Directive
Collect each line containing "Information".

Exercise input
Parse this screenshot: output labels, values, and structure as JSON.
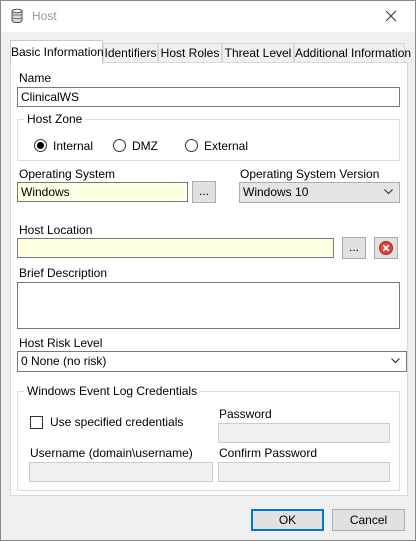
{
  "window": {
    "title": "Host",
    "icon": "database-icon"
  },
  "tabs": [
    {
      "label": "Basic Information",
      "active": true
    },
    {
      "label": "Identifiers"
    },
    {
      "label": "Host Roles"
    },
    {
      "label": "Threat Level"
    },
    {
      "label": "Additional Information"
    }
  ],
  "form": {
    "name_label": "Name",
    "name_value": "ClinicalWS",
    "host_zone_label": "Host Zone",
    "zone_options": [
      "Internal",
      "DMZ",
      "External"
    ],
    "zone_selected": "Internal",
    "os_label": "Operating System",
    "os_value": "Windows",
    "browse_label": "...",
    "os_version_label": "Operating System Version",
    "os_version_value": "Windows 10",
    "host_location_label": "Host Location",
    "host_location_value": "",
    "brief_description_label": "Brief Description",
    "brief_description_value": "",
    "risk_level_label": "Host Risk Level",
    "risk_level_value": "0 None (no risk)"
  },
  "credentials": {
    "group_label": "Windows Event Log Credentials",
    "use_specified_label": "Use specified credentials",
    "use_specified_checked": false,
    "password_label": "Password",
    "username_label": "Username (domain\\username)",
    "confirm_password_label": "Confirm Password"
  },
  "buttons": {
    "ok": "OK",
    "cancel": "Cancel"
  },
  "colors": {
    "required_field": "#ffffe1",
    "clear_icon": "#e0443a",
    "accent": "#0078d7"
  }
}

Result below
      "label": "Basic Information",
      "label": "Additional Information"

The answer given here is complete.